Problem description: Without the pictures, return all of the material exactly as written.

Part of a data file
## start
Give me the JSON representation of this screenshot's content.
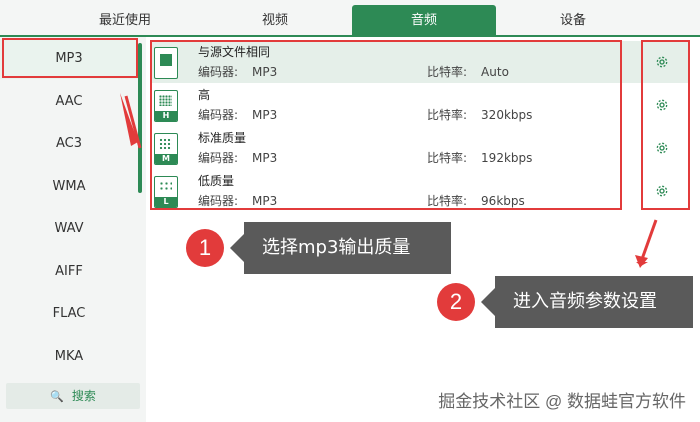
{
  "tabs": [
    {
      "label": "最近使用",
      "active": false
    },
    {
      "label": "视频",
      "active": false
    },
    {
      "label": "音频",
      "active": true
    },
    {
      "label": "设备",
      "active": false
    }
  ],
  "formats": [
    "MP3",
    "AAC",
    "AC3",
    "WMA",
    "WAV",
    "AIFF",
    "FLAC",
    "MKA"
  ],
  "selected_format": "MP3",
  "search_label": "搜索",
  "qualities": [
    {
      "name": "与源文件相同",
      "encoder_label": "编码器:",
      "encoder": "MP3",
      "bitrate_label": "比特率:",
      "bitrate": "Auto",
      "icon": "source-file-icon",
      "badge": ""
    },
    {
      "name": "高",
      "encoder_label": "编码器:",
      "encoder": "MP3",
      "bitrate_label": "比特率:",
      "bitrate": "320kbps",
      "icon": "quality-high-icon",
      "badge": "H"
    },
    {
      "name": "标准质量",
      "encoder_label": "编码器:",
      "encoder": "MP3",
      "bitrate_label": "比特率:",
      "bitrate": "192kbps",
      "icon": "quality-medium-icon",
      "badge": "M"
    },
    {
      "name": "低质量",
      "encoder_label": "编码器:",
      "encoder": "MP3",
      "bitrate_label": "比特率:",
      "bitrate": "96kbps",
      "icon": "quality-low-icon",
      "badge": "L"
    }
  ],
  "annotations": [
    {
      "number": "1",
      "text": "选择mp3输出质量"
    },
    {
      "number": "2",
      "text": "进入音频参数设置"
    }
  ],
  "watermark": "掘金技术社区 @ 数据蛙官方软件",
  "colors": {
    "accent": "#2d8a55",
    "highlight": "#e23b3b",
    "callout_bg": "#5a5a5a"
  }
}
## end
Finished task:
Give me the JSON representation of this screenshot's content.
{
  "tabs": [
    {
      "label": "最近使用",
      "active": false
    },
    {
      "label": "视频",
      "active": false
    },
    {
      "label": "音频",
      "active": true
    },
    {
      "label": "设备",
      "active": false
    }
  ],
  "formats": [
    "MP3",
    "AAC",
    "AC3",
    "WMA",
    "WAV",
    "AIFF",
    "FLAC",
    "MKA"
  ],
  "selected_format": "MP3",
  "search_label": "搜索",
  "qualities": [
    {
      "name": "与源文件相同",
      "encoder_label": "编码器:",
      "encoder": "MP3",
      "bitrate_label": "比特率:",
      "bitrate": "Auto",
      "icon": "source-file-icon",
      "badge": ""
    },
    {
      "name": "高",
      "encoder_label": "编码器:",
      "encoder": "MP3",
      "bitrate_label": "比特率:",
      "bitrate": "320kbps",
      "icon": "quality-high-icon",
      "badge": "H"
    },
    {
      "name": "标准质量",
      "encoder_label": "编码器:",
      "encoder": "MP3",
      "bitrate_label": "比特率:",
      "bitrate": "192kbps",
      "icon": "quality-medium-icon",
      "badge": "M"
    },
    {
      "name": "低质量",
      "encoder_label": "编码器:",
      "encoder": "MP3",
      "bitrate_label": "比特率:",
      "bitrate": "96kbps",
      "icon": "quality-low-icon",
      "badge": "L"
    }
  ],
  "annotations": [
    {
      "number": "1",
      "text": "选择mp3输出质量"
    },
    {
      "number": "2",
      "text": "进入音频参数设置"
    }
  ],
  "watermark": "掘金技术社区 @ 数据蛙官方软件",
  "colors": {
    "accent": "#2d8a55",
    "highlight": "#e23b3b",
    "callout_bg": "#5a5a5a"
  }
}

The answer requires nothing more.